▶ [STATED TASK] Copy out each line below that has the word "Nutrition" in it.

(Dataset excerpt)
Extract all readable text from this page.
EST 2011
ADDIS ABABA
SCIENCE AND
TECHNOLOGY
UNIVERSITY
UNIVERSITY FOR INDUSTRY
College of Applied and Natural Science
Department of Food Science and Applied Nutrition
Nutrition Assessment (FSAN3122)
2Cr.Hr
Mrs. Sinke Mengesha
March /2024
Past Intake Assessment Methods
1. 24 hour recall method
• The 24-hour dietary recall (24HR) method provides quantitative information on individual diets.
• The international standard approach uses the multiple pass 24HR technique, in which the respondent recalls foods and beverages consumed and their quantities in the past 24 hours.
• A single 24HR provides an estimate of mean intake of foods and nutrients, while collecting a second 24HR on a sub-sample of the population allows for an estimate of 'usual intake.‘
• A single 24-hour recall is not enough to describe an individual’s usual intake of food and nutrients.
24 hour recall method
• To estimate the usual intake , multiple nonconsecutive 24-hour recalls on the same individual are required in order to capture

▶ [TASK RESULT]
Department of Food Science and Applied Nutrition
Nutrition Assessment (FSAN3122)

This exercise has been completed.